Work instructions
Reproduce every line of the entries below verbatim, leaving out the pictures.

Exercise input
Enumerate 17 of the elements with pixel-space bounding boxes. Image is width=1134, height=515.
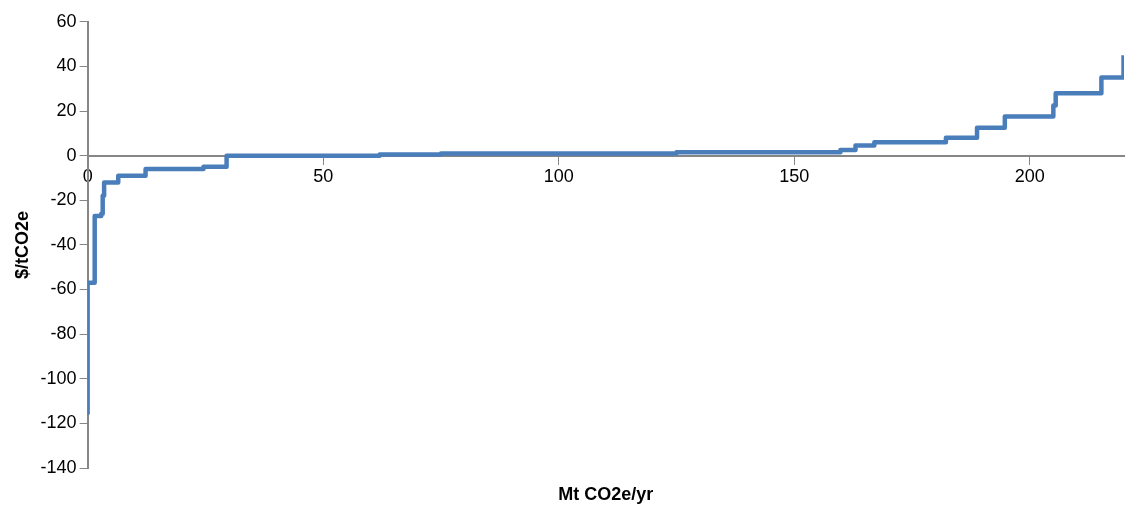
y-tick-label: 60 (56, 10, 77, 31)
x-tick-label: 150 (779, 166, 810, 187)
y-tick-label: -40 (50, 233, 77, 254)
y-tick-label: -20 (50, 189, 77, 210)
x-tick-label: 50 (313, 166, 334, 187)
x-tick-label: 100 (543, 166, 574, 187)
y-tick-label: -140 (40, 456, 77, 477)
y-tick-label: -120 (40, 412, 77, 433)
y-tick-label: 0 (66, 144, 77, 165)
y-axis-title: $/tCO2e (11, 210, 32, 279)
y-tick-label: 20 (56, 100, 77, 121)
y-tick-label: -60 (50, 278, 77, 299)
x-tick-label: 200 (1014, 166, 1045, 187)
y-tick-label: -100 (40, 367, 77, 388)
x-axis-title: Mt CO2e/yr (558, 484, 654, 504)
y-tick-label: -80 (50, 323, 77, 344)
y-tick-label: 40 (56, 55, 77, 76)
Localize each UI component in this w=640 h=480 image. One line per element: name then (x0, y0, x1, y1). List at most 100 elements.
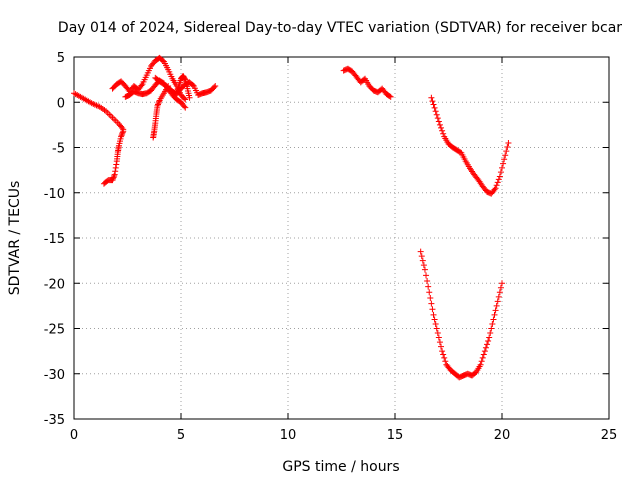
data-point (502, 152, 509, 159)
data-point (111, 171, 118, 178)
y-tick-label: 0 (57, 96, 65, 111)
data-point (432, 320, 439, 327)
data-point (424, 277, 431, 284)
x-tick-label: 25 (601, 428, 618, 443)
data-point (433, 325, 440, 332)
data-point (118, 133, 125, 140)
data-point (429, 98, 436, 105)
y-tick-label: -15 (44, 232, 65, 247)
data-point (418, 253, 425, 260)
x-tick-label: 10 (280, 428, 297, 443)
data-point (432, 108, 439, 115)
y-tick-label: -30 (44, 368, 65, 383)
grid (74, 57, 609, 419)
data-point (434, 115, 441, 122)
data-point (429, 306, 436, 313)
data-point (484, 341, 491, 348)
data-point (435, 334, 442, 341)
data-point (211, 84, 218, 91)
data-point (493, 182, 500, 189)
data-point (109, 177, 116, 184)
data-point (497, 284, 504, 291)
data-point (499, 164, 505, 171)
data-point (425, 283, 432, 290)
data-point (486, 334, 493, 341)
x-tick-label: 15 (387, 428, 404, 443)
data-point (442, 358, 449, 365)
data-point (503, 148, 510, 155)
data-point (482, 344, 489, 351)
x-tick-label: 5 (177, 428, 185, 443)
data-point (419, 257, 426, 264)
y-tick-label: -35 (44, 413, 65, 428)
data-point (428, 300, 435, 307)
data-point (505, 139, 512, 146)
data-point (119, 125, 126, 132)
data-point (504, 144, 511, 151)
data-point (488, 325, 495, 332)
series-arc-8 (340, 65, 394, 100)
series-arc-9 (428, 94, 512, 197)
series-arc-5 (150, 82, 172, 141)
data-point (112, 164, 119, 171)
chart-title: Day 014 of 2024, Sidereal Day-to-day VTE… (58, 20, 622, 36)
data-point (478, 358, 485, 365)
y-tick-label: -10 (44, 187, 65, 202)
data-point (155, 100, 162, 107)
data-point (485, 337, 492, 344)
data-point (495, 293, 502, 300)
series-arc-10 (417, 248, 505, 381)
data-point (434, 330, 441, 337)
data-point (110, 174, 117, 181)
data-point (479, 354, 486, 361)
data-point (495, 176, 502, 183)
data-point (156, 98, 163, 105)
data-point (487, 330, 494, 337)
data-point (111, 173, 118, 180)
data-points (71, 54, 512, 381)
data-point (118, 132, 125, 139)
data-point (497, 169, 504, 176)
data-point (435, 118, 442, 125)
data-point (494, 298, 501, 305)
data-point (493, 302, 500, 309)
data-point (426, 289, 433, 296)
data-point (494, 179, 501, 186)
y-tick-label: 5 (57, 51, 65, 66)
data-point (492, 185, 499, 192)
data-point (431, 104, 438, 111)
data-point (477, 361, 484, 368)
data-point (490, 316, 497, 323)
data-point (110, 175, 117, 182)
data-point (500, 160, 507, 167)
data-point (440, 351, 447, 358)
data-point (489, 320, 496, 327)
axis-ticks: 0 5 10 15 20 25 5 0 -5 -10 -15 -20 -25 -30 -35 (44, 51, 618, 443)
data-point (119, 129, 126, 136)
data-point (427, 294, 434, 301)
data-point (491, 186, 498, 193)
data-point (430, 101, 437, 108)
data-point (181, 103, 188, 110)
data-point (428, 94, 435, 101)
data-point (189, 82, 196, 89)
data-point (417, 248, 424, 255)
data-point (120, 128, 127, 135)
data-point (492, 307, 499, 314)
data-point (438, 343, 445, 350)
data-point (423, 272, 430, 279)
data-point (182, 96, 189, 103)
data-point (113, 161, 120, 168)
x-tick-label: 20 (494, 428, 511, 443)
data-point (439, 127, 446, 134)
data-point (436, 121, 443, 128)
data-point (181, 95, 188, 102)
data-point (119, 130, 126, 137)
data-point (182, 104, 189, 111)
data-point (431, 316, 438, 323)
series-arc-7 (173, 73, 193, 101)
data-point (421, 266, 428, 273)
y-tick-label: -25 (44, 323, 65, 338)
data-point (430, 311, 437, 318)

Expected answer
Enumerate 17 of the elements with pixel-space bounding boxes. Image is width=1134, height=515.
y-tick-label: 60 (56, 10, 77, 31)
x-tick-label: 150 (779, 166, 810, 187)
y-tick-label: -40 (50, 233, 77, 254)
y-tick-label: -20 (50, 189, 77, 210)
x-tick-label: 50 (313, 166, 334, 187)
x-tick-label: 100 (543, 166, 574, 187)
y-tick-label: -140 (40, 456, 77, 477)
y-tick-label: -120 (40, 412, 77, 433)
y-tick-label: 0 (66, 144, 77, 165)
y-axis-title: $/tCO2e (11, 210, 32, 279)
y-tick-label: 20 (56, 100, 77, 121)
y-tick-label: -60 (50, 278, 77, 299)
x-tick-label: 200 (1014, 166, 1045, 187)
y-tick-label: -100 (40, 367, 77, 388)
x-axis-title: Mt CO2e/yr (558, 484, 654, 504)
y-tick-label: -80 (50, 323, 77, 344)
y-tick-label: 40 (56, 55, 77, 76)
Localize each UI component in this w=640 h=480 image. One line per element: name then (x0, y0, x1, y1). List at most 100 elements.
data-point (502, 152, 509, 159)
data-point (111, 171, 118, 178)
y-tick-label: 0 (57, 96, 65, 111)
data-point (432, 320, 439, 327)
data-point (424, 277, 431, 284)
x-tick-label: 25 (601, 428, 618, 443)
data-point (433, 325, 440, 332)
data-point (118, 133, 125, 140)
data-point (429, 98, 436, 105)
y-tick-label: -15 (44, 232, 65, 247)
data-point (418, 253, 425, 260)
x-tick-label: 10 (280, 428, 297, 443)
data-point (432, 108, 439, 115)
y-tick-label: -30 (44, 368, 65, 383)
grid (74, 57, 609, 419)
data-point (434, 115, 441, 122)
data-point (429, 306, 436, 313)
data-point (484, 341, 491, 348)
data-point (435, 334, 442, 341)
data-point (211, 84, 218, 91)
data-point (493, 182, 500, 189)
data-point (109, 177, 116, 184)
data-point (497, 284, 504, 291)
data-point (499, 164, 505, 171)
data-point (425, 283, 432, 290)
data-point (486, 334, 493, 341)
x-tick-label: 15 (387, 428, 404, 443)
data-point (442, 358, 449, 365)
data-point (503, 148, 510, 155)
data-point (482, 344, 489, 351)
x-tick-label: 5 (177, 428, 185, 443)
data-point (419, 257, 426, 264)
y-tick-label: -35 (44, 413, 65, 428)
data-point (428, 300, 435, 307)
data-point (505, 139, 512, 146)
data-point (119, 125, 126, 132)
data-point (504, 144, 511, 151)
data-point (488, 325, 495, 332)
series-arc-8 (340, 65, 394, 100)
series-arc-9 (428, 94, 512, 197)
series-arc-5 (150, 82, 172, 141)
data-point (112, 164, 119, 171)
chart-title: Day 014 of 2024, Sidereal Day-to-day VTE… (58, 20, 622, 36)
data-point (478, 358, 485, 365)
y-tick-label: -10 (44, 187, 65, 202)
data-point (155, 100, 162, 107)
data-point (485, 337, 492, 344)
data-point (495, 293, 502, 300)
series-arc-10 (417, 248, 505, 381)
data-point (434, 330, 441, 337)
data-point (110, 174, 117, 181)
data-point (479, 354, 486, 361)
data-point (495, 176, 502, 183)
data-point (156, 98, 163, 105)
data-point (487, 330, 494, 337)
data-point (111, 173, 118, 180)
data-points (71, 54, 512, 381)
data-point (118, 132, 125, 139)
data-point (497, 169, 504, 176)
data-point (435, 118, 442, 125)
data-point (494, 298, 501, 305)
data-point (493, 302, 500, 309)
data-point (426, 289, 433, 296)
data-point (494, 179, 501, 186)
y-tick-label: 5 (57, 51, 65, 66)
data-point (492, 185, 499, 192)
data-point (431, 104, 438, 111)
data-point (477, 361, 484, 368)
data-point (490, 316, 497, 323)
data-point (110, 175, 117, 182)
data-point (500, 160, 507, 167)
data-point (440, 351, 447, 358)
data-point (489, 320, 496, 327)
axis-ticks: 0 5 10 15 20 25 5 0 -5 -10 -15 -20 -25 -30 -35 (44, 51, 618, 443)
data-point (119, 129, 126, 136)
data-point (427, 294, 434, 301)
data-point (491, 186, 498, 193)
data-point (430, 101, 437, 108)
data-point (181, 103, 188, 110)
data-point (428, 94, 435, 101)
data-point (189, 82, 196, 89)
data-point (417, 248, 424, 255)
data-point (120, 128, 127, 135)
data-point (492, 307, 499, 314)
data-point (438, 343, 445, 350)
data-point (423, 272, 430, 279)
data-point (182, 96, 189, 103)
data-point (113, 161, 120, 168)
x-tick-label: 20 (494, 428, 511, 443)
data-point (439, 127, 446, 134)
data-point (436, 121, 443, 128)
data-point (181, 95, 188, 102)
data-point (119, 130, 126, 137)
data-point (182, 104, 189, 111)
data-point (431, 316, 438, 323)
series-arc-7 (173, 73, 193, 101)
data-point (421, 266, 428, 273)
y-tick-label: -25 (44, 323, 65, 338)
data-point (430, 311, 437, 318)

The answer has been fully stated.